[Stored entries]
## BEGIN
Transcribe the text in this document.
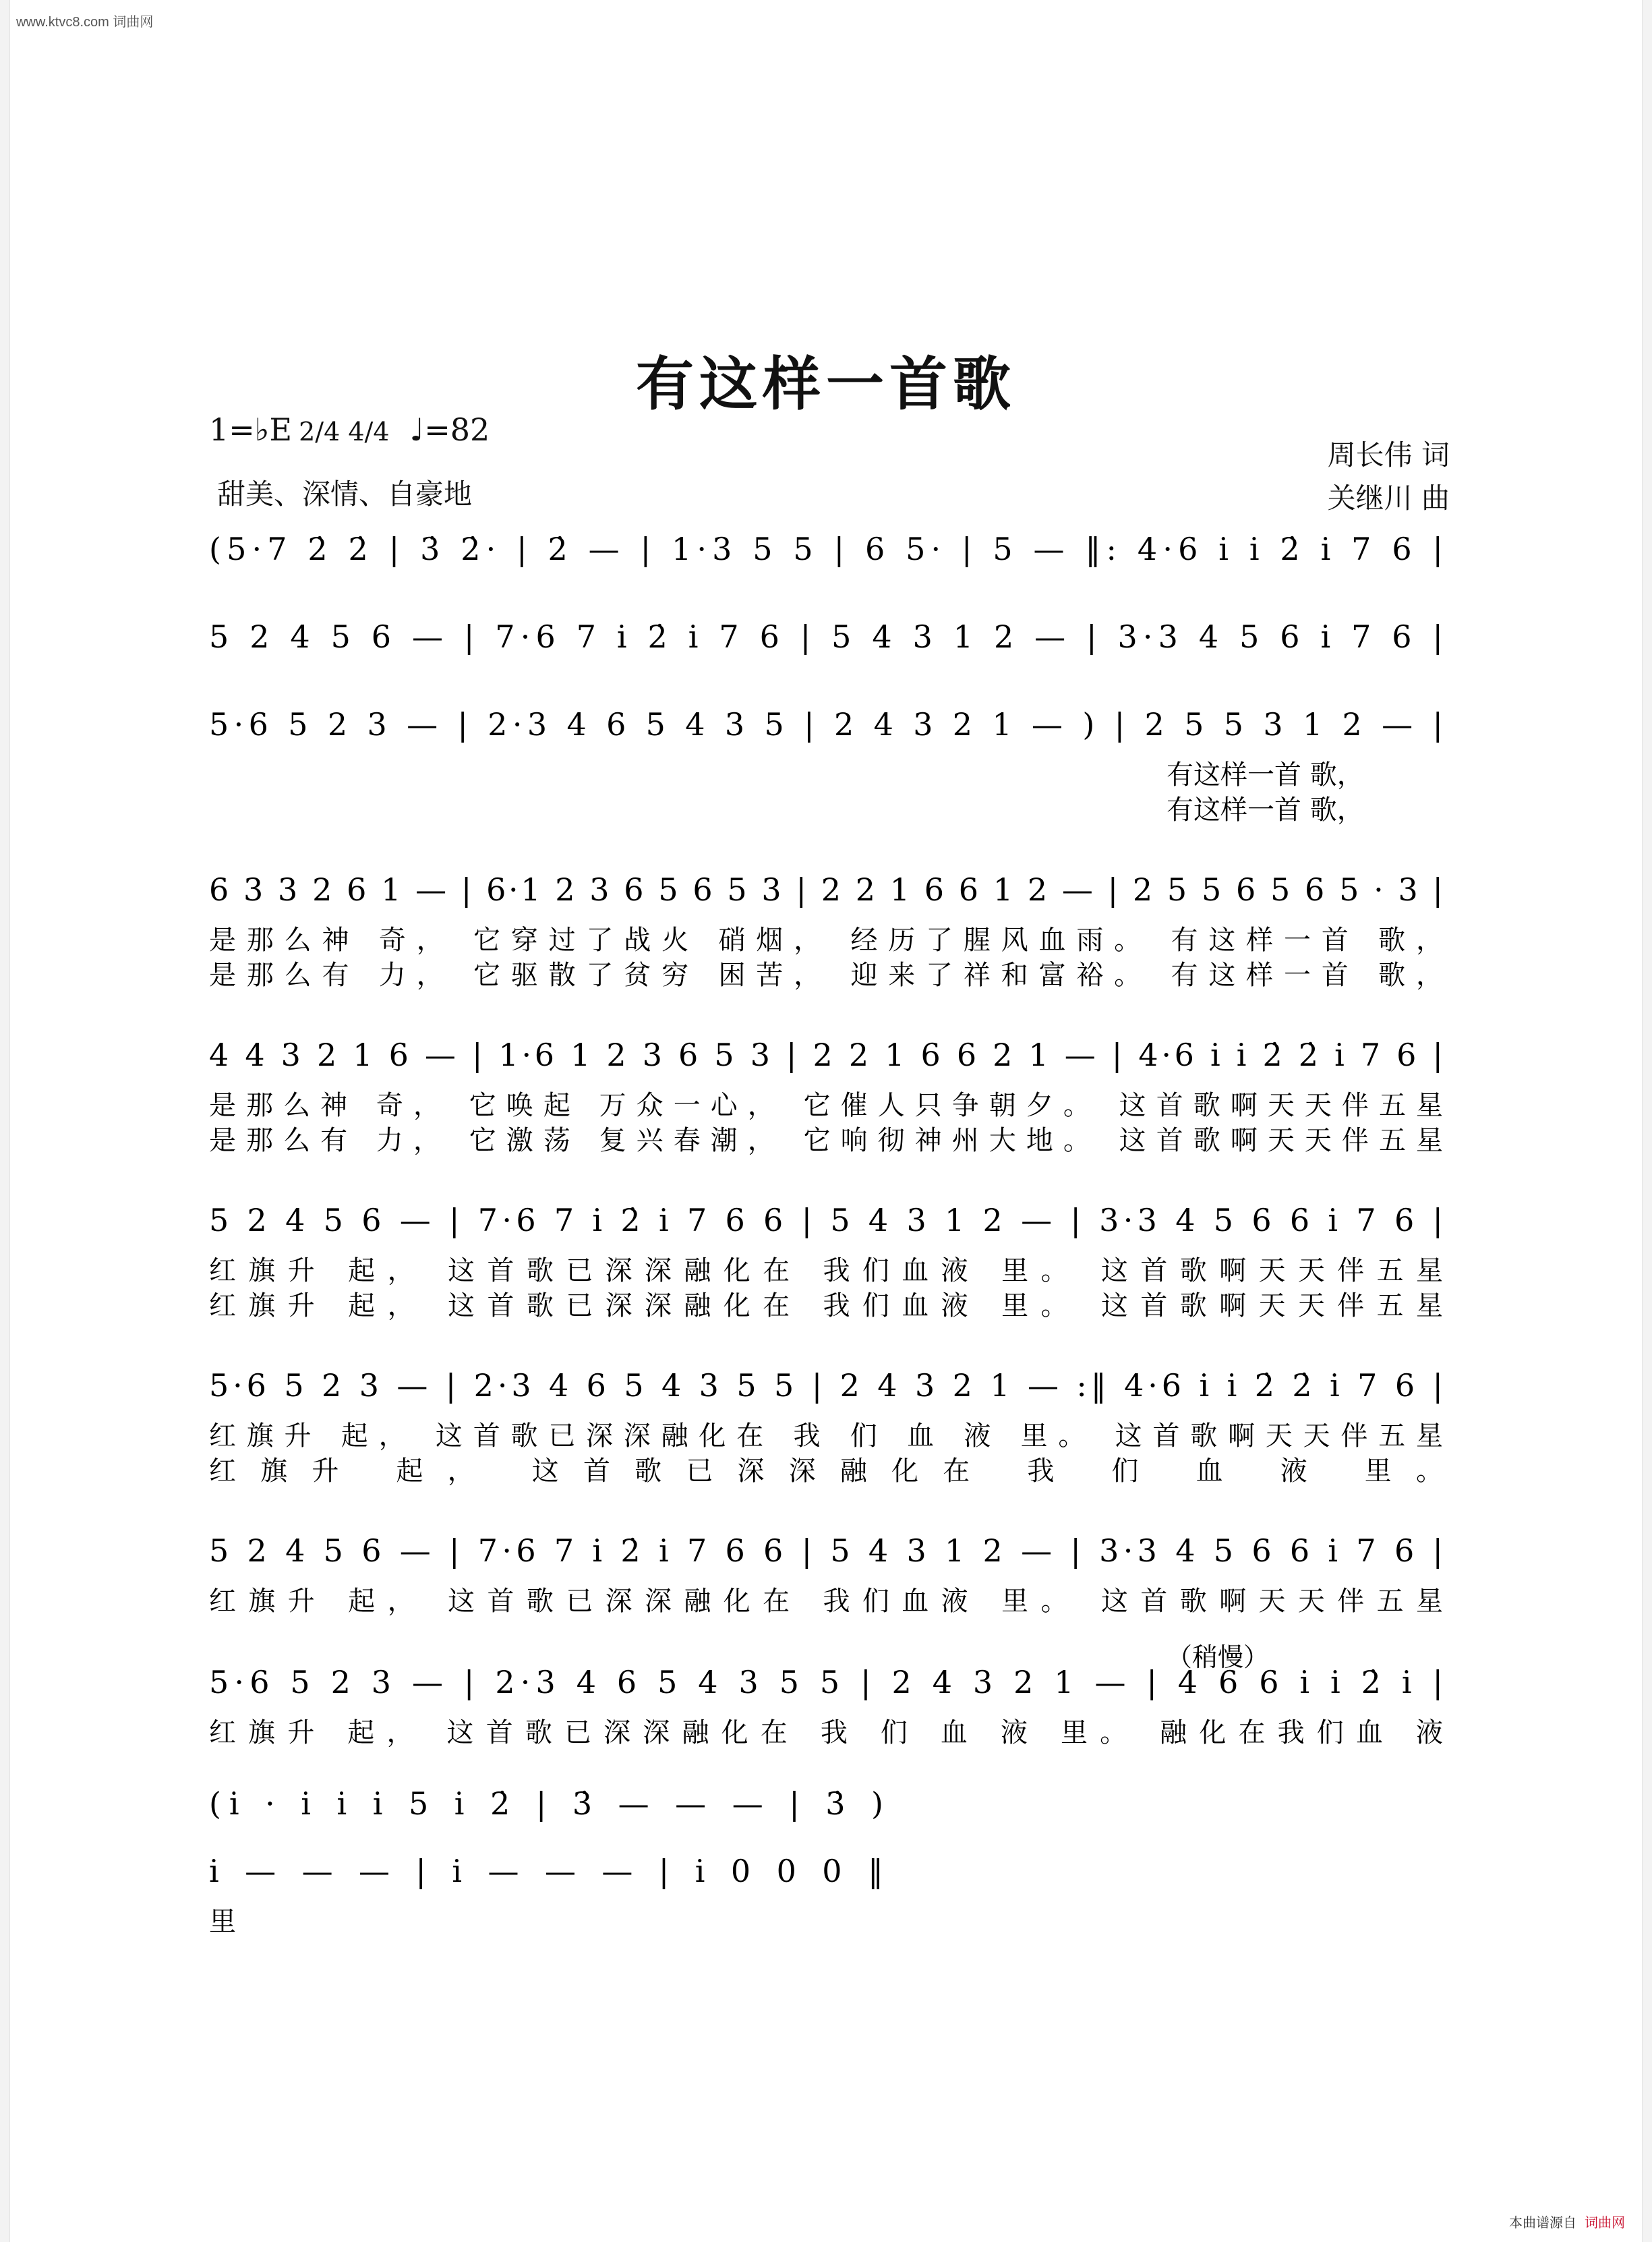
www.ktvc8.com 词曲网
有这样一首歌
1=♭E 2/4 4/4 ♩=82
甜美、深情、自豪地
周长伟 词
关继川 曲
（稍慢）
(5·7 2̇ 2̇ | 3̇ 2̇· | 2̇ — | 1·3 5 5 | 6 5· | 5 — ‖: 4·6 i i 2̇ i 7 6 |
5 2 4 5 6 — | 7·6 7 i 2̇ i 7 6 | 5 4 3 1 2 — | 3·3 4 5 6 i 7 6 |
5·6 5 2 3 — | 2·3 4 6 5 4 3 5 | 2 4 3 2 1 — ) | 2 5 5 3 1 2 — |
有这样一首 歌，
有这样一首 歌，
6 3 3 2 6 1 — | 6·1 2 3 6 5 6 5 3 | 2 2 1 6 6 1 2 — | 2 5 5 6 5 6 5 · 3 |
是那么神 奇， 它穿过了战火 硝烟， 经历了腥风血雨。 有这样一首 歌，
是那么有 力， 它驱散了贫穷 困苦， 迎来了祥和富裕。 有这样一首 歌，
4 4 3 2 1 6 — | 1·6 1 2 3 6 5 3 | 2 2 1 6 6 2 1 — | 4·6 i i 2̇ 2̇ i 7 6 |
是那么神 奇， 它唤起 万众一心， 它催人只争朝夕。 这首歌啊天天伴五星
是那么有 力， 它激荡 复兴春潮， 它响彻神州大地。 这首歌啊天天伴五星
5 2 4 5 6 — | 7·6 7 i 2̇ i 7 6 6 | 5 4 3 1 2 — | 3·3 4 5 6 6 i 7 6 |
红旗升 起， 这首歌已深深融化在 我们血液 里。 这首歌啊天天伴五星
红旗升 起， 这首歌已深深融化在 我们血液 里。 这首歌啊天天伴五星
5·6 5 2 3 — | 2·3 4 6 5 4 3 5 5 | 2 4 3 2 1 — :‖ 4·6 i i 2̇ 2̇ i 7 6 |
红旗升 起， 这首歌已深深融化在 我 们 血 液 里。 这首歌啊天天伴五星
红旗升 起， 这首歌已深深融化在 我 们 血 液 里。
5 2 4 5 6 — | 7·6 7 i 2̇ i 7 6 6 | 5 4 3 1 2 — | 3·3 4 5 6 6 i 7 6 |
红旗升 起， 这首歌已深深融化在 我们血液 里。 这首歌啊天天伴五星
5·6 5 2 3 — | 2·3 4 6 5 4 3 5 5 | 2 4 3 2 1 — | 4 6 6 i i 2̇ i |
红旗升 起， 这首歌已深深融化在 我 们 血 液 里。 融化在我们血 液
(i · i i i 5 i 2̇ | 3̇ — — — | 3̇ )
i — — — | i — — — | i 0 0 0 ‖
里
本曲谱源自 词曲网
## END
§ **TASK DESCRIPTION**
Restate each entry word for word, leaving out any pictures.

§ **FULL SOLUTION**
Transcribe the text in this document.
www.ktvc8.com 词曲网
有这样一首歌
1=♭E 2/4 4/4 ♩=82
甜美、深情、自豪地
周长伟 词
关继川 曲
（稍慢）
(5·7 2̇ 2̇ | 3̇ 2̇· | 2̇ — | 1·3 5 5 | 6 5· | 5 — ‖: 4·6 i i 2̇ i 7 6 |
5 2 4 5 6 — | 7·6 7 i 2̇ i 7 6 | 5 4 3 1 2 — | 3·3 4 5 6 i 7 6 |
5·6 5 2 3 — | 2·3 4 6 5 4 3 5 | 2 4 3 2 1 — ) | 2 5 5 3 1 2 — |
有这样一首 歌，
有这样一首 歌，
6 3 3 2 6 1 — | 6·1 2 3 6 5 6 5 3 | 2 2 1 6 6 1 2 — | 2 5 5 6 5 6 5 · 3 |
是那么神 奇， 它穿过了战火 硝烟， 经历了腥风血雨。 有这样一首 歌，
是那么有 力， 它驱散了贫穷 困苦， 迎来了祥和富裕。 有这样一首 歌，
4 4 3 2 1 6 — | 1·6 1 2 3 6 5 3 | 2 2 1 6 6 2 1 — | 4·6 i i 2̇ 2̇ i 7 6 |
是那么神 奇， 它唤起 万众一心， 它催人只争朝夕。 这首歌啊天天伴五星
是那么有 力， 它激荡 复兴春潮， 它响彻神州大地。 这首歌啊天天伴五星
5 2 4 5 6 — | 7·6 7 i 2̇ i 7 6 6 | 5 4 3 1 2 — | 3·3 4 5 6 6 i 7 6 |
红旗升 起， 这首歌已深深融化在 我们血液 里。 这首歌啊天天伴五星
红旗升 起， 这首歌已深深融化在 我们血液 里。 这首歌啊天天伴五星
5·6 5 2 3 — | 2·3 4 6 5 4 3 5 5 | 2 4 3 2 1 — :‖ 4·6 i i 2̇ 2̇ i 7 6 |
红旗升 起， 这首歌已深深融化在 我 们 血 液 里。 这首歌啊天天伴五星
红旗升 起， 这首歌已深深融化在 我 们 血 液 里。
5 2 4 5 6 — | 7·6 7 i 2̇ i 7 6 6 | 5 4 3 1 2 — | 3·3 4 5 6 6 i 7 6 |
红旗升 起， 这首歌已深深融化在 我们血液 里。 这首歌啊天天伴五星
5·6 5 2 3 — | 2·3 4 6 5 4 3 5 5 | 2 4 3 2 1 — | 4 6 6 i i 2̇ i |
红旗升 起， 这首歌已深深融化在 我 们 血 液 里。 融化在我们血 液
(i · i i i 5 i 2̇ | 3̇ — — — | 3̇ )
i — — — | i — — — | i 0 0 0 ‖
里
本曲谱源自 词曲网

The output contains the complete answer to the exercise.